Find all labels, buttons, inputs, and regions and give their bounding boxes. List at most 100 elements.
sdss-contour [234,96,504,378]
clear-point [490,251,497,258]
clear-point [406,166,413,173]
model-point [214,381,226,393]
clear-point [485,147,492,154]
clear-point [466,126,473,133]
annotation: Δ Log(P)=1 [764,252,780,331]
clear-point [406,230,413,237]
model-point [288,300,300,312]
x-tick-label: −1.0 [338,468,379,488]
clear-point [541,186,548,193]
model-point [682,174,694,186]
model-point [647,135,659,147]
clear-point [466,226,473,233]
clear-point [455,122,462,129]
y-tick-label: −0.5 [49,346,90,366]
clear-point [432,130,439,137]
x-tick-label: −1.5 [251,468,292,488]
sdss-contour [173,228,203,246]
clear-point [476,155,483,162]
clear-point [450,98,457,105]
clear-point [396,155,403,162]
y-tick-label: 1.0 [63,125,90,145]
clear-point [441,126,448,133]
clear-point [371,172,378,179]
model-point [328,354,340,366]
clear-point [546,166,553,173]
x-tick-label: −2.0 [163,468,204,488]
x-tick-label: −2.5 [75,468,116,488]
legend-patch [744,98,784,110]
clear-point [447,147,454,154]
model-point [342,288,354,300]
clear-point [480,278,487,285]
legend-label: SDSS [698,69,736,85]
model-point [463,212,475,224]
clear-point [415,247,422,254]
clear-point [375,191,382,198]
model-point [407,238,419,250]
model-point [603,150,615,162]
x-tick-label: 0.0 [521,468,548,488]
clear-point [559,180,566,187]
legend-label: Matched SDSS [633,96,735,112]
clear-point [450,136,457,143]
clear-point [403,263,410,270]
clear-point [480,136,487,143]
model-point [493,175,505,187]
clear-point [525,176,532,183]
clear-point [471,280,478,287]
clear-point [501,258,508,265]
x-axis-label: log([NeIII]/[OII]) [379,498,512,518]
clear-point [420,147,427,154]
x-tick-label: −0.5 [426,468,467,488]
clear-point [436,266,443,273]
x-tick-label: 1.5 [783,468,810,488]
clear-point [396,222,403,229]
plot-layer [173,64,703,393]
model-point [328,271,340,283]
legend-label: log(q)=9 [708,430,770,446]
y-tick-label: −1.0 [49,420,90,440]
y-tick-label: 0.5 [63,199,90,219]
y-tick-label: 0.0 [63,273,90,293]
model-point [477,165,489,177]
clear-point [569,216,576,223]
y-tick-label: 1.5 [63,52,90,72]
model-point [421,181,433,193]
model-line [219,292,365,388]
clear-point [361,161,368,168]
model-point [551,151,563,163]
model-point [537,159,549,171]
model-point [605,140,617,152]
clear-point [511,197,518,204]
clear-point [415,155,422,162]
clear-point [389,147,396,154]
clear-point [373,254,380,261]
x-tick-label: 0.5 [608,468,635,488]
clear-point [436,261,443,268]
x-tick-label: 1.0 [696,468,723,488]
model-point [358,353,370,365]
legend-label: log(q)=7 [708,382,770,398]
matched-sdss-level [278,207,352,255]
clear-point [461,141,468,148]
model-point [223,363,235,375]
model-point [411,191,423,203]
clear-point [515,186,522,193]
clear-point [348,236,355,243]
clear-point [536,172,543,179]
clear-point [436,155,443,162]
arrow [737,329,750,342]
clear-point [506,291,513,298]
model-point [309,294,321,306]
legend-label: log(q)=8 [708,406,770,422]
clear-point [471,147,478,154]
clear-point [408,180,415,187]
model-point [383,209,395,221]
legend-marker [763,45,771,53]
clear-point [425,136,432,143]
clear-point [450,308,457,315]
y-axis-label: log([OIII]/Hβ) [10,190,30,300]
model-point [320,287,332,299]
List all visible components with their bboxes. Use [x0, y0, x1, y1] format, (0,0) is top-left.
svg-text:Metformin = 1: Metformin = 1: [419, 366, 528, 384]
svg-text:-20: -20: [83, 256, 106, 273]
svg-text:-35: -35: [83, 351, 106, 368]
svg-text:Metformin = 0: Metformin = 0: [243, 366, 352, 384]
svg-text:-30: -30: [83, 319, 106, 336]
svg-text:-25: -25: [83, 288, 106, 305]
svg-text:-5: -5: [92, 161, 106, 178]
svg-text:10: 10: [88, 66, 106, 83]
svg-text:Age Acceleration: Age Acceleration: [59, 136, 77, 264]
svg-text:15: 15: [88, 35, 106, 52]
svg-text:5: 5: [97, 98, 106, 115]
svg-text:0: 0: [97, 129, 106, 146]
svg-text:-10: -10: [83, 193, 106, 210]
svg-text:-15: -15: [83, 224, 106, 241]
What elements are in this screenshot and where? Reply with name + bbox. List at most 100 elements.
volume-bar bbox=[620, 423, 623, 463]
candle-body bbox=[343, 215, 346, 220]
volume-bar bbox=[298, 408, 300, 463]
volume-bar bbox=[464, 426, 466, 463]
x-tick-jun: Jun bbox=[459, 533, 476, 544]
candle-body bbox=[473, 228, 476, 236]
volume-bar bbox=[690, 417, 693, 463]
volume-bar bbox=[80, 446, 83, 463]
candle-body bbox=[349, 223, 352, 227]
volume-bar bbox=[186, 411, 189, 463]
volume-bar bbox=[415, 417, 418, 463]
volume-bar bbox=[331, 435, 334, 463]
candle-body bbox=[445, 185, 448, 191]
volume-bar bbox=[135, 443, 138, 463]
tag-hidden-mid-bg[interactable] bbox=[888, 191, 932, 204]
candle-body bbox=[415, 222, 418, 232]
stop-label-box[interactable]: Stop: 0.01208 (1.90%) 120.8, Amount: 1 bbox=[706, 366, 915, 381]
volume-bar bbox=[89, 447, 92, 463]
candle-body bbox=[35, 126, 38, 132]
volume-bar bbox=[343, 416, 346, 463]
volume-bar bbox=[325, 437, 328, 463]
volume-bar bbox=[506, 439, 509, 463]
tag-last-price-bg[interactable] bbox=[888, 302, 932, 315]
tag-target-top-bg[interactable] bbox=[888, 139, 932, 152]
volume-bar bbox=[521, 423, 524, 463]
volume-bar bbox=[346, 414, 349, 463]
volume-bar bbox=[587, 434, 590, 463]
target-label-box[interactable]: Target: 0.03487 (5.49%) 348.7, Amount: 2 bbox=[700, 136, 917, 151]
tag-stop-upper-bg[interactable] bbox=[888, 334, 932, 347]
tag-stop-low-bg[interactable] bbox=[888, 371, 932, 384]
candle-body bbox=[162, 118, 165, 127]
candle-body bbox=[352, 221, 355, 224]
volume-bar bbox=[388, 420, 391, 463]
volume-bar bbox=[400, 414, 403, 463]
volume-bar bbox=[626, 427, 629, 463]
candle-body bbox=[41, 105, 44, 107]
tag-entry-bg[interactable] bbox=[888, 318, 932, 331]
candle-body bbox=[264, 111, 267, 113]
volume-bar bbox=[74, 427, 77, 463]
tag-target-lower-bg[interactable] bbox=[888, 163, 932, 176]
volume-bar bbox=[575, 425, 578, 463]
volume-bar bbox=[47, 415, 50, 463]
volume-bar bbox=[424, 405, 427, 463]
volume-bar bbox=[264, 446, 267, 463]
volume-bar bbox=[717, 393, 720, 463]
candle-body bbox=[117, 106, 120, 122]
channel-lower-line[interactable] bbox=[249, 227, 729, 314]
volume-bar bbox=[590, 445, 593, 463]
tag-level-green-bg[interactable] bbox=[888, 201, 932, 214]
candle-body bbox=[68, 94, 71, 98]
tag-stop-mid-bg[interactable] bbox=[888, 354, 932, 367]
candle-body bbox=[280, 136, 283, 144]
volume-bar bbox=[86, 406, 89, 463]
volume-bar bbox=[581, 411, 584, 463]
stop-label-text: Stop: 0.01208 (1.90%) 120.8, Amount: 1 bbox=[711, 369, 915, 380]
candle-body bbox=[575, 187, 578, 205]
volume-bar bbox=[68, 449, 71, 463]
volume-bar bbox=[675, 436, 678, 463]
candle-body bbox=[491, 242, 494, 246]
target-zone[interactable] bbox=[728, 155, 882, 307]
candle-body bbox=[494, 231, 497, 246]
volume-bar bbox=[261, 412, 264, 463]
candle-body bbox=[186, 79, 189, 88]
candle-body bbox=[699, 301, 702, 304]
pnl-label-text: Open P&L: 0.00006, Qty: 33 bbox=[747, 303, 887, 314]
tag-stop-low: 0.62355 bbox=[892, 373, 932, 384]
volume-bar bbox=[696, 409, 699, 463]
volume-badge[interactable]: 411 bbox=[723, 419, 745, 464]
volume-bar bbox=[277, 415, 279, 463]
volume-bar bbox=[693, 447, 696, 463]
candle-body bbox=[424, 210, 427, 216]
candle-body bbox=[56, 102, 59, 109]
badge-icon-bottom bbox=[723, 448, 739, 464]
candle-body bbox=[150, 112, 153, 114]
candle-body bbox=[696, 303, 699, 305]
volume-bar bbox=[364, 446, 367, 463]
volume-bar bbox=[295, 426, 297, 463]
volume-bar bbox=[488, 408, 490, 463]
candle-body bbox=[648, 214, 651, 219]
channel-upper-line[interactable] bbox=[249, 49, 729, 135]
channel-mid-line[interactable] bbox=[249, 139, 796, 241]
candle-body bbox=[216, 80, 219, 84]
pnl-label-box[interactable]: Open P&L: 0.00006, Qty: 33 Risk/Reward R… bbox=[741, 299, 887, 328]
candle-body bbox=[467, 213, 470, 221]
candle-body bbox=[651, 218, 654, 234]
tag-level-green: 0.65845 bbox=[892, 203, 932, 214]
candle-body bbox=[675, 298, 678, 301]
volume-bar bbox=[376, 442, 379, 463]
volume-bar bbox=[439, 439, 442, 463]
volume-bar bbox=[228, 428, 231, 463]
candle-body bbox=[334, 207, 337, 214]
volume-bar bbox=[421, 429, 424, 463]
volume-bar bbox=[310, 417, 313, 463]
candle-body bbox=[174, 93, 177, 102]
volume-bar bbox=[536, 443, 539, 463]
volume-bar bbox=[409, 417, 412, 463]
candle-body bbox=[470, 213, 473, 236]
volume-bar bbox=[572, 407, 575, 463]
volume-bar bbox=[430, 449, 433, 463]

■ REQUEST
Print the listing above word for word, from its first line through the line containing "clear-point [480,278,487,285]".

■ FINISHED ANSWER
Find all labels, buttons, inputs, and regions and give their bounding boxes. List at most 100 elements.
sdss-contour [234,96,504,378]
clear-point [490,251,497,258]
clear-point [406,166,413,173]
model-point [214,381,226,393]
clear-point [485,147,492,154]
clear-point [466,126,473,133]
annotation: Δ Log(P)=1 [764,252,780,331]
clear-point [406,230,413,237]
model-point [288,300,300,312]
x-tick-label: −1.0 [338,468,379,488]
clear-point [541,186,548,193]
model-point [682,174,694,186]
model-point [647,135,659,147]
clear-point [466,226,473,233]
clear-point [455,122,462,129]
y-tick-label: −0.5 [49,346,90,366]
clear-point [432,130,439,137]
x-tick-label: −1.5 [251,468,292,488]
sdss-contour [173,228,203,246]
clear-point [476,155,483,162]
clear-point [450,98,457,105]
clear-point [396,155,403,162]
y-tick-label: 1.0 [63,125,90,145]
clear-point [441,126,448,133]
clear-point [371,172,378,179]
model-point [328,354,340,366]
clear-point [546,166,553,173]
x-tick-label: −2.0 [163,468,204,488]
x-tick-label: −2.5 [75,468,116,488]
legend-patch [744,98,784,110]
clear-point [447,147,454,154]
model-point [342,288,354,300]
clear-point [480,278,487,285]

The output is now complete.